## [EXERCISE REQUIREMENTS]
Can you find the lines of the listing that include "label" and copy every one?

## [EXERCISE INPUTS]
— BEGIN —
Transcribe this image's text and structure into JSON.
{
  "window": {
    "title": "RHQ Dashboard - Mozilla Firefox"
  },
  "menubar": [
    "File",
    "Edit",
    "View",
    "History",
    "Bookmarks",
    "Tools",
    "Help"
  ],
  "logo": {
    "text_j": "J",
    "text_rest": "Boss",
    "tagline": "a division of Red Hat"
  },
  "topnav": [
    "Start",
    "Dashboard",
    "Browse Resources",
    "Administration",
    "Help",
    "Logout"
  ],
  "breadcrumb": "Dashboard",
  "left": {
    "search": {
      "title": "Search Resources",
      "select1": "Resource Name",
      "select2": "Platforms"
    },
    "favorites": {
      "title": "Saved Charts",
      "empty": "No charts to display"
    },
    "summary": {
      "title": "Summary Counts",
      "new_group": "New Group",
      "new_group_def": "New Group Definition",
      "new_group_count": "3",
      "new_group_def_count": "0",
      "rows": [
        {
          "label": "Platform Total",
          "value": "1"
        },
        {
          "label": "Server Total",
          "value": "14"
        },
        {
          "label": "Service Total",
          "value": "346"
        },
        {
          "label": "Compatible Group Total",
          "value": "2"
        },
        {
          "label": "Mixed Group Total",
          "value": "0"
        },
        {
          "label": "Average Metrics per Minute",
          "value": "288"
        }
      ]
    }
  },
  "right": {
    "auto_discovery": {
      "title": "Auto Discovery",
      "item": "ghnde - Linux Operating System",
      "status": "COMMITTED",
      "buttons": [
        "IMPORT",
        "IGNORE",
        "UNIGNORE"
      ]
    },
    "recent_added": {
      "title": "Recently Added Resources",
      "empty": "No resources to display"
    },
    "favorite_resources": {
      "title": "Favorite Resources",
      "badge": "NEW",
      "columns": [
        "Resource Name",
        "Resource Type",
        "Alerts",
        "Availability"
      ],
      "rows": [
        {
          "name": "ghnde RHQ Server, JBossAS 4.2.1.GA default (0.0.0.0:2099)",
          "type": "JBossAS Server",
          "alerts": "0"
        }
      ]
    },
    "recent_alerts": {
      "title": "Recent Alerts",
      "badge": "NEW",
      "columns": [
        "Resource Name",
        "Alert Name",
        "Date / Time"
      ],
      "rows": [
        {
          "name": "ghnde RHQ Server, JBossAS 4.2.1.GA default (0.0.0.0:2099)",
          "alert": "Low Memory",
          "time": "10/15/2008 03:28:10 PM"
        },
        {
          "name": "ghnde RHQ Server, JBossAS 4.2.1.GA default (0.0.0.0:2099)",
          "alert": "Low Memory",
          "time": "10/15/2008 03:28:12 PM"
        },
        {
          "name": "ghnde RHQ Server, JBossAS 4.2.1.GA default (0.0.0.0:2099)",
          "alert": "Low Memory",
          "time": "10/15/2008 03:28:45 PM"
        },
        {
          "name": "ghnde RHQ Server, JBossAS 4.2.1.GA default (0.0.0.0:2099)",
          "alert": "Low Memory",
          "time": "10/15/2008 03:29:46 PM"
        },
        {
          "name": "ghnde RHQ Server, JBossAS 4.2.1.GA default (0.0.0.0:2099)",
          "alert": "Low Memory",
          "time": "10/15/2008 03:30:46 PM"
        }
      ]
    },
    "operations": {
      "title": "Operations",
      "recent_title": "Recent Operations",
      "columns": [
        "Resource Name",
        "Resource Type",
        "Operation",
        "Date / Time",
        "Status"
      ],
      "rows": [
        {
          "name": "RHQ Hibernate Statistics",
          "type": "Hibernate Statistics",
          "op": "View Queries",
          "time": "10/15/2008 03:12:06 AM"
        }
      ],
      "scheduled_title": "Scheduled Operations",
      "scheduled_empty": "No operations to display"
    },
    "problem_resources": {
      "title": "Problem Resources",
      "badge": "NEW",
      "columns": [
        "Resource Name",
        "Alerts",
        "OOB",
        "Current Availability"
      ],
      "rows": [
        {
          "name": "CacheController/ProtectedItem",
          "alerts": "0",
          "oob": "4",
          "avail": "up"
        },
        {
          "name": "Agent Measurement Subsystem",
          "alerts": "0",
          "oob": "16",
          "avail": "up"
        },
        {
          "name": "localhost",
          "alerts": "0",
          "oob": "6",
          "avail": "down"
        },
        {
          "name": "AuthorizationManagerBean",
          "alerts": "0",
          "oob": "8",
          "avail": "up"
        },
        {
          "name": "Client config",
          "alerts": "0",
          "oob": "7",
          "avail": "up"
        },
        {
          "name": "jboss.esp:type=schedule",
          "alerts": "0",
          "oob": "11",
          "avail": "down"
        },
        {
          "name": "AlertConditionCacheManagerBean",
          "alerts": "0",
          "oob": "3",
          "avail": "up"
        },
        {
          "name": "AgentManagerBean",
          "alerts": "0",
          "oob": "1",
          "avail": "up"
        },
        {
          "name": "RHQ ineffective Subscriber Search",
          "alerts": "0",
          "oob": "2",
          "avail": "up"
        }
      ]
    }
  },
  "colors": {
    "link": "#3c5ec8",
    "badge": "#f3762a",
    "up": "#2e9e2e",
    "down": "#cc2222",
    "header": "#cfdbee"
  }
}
— END —
## [REPLY TO THE TASK]
          "label": "Platform Total",
          "label": "Server Total",
          "label": "Service Total",
          "label": "Compatible Group Total",
          "label": "Mixed Group Total",
          "label": "Average Metrics per Minute",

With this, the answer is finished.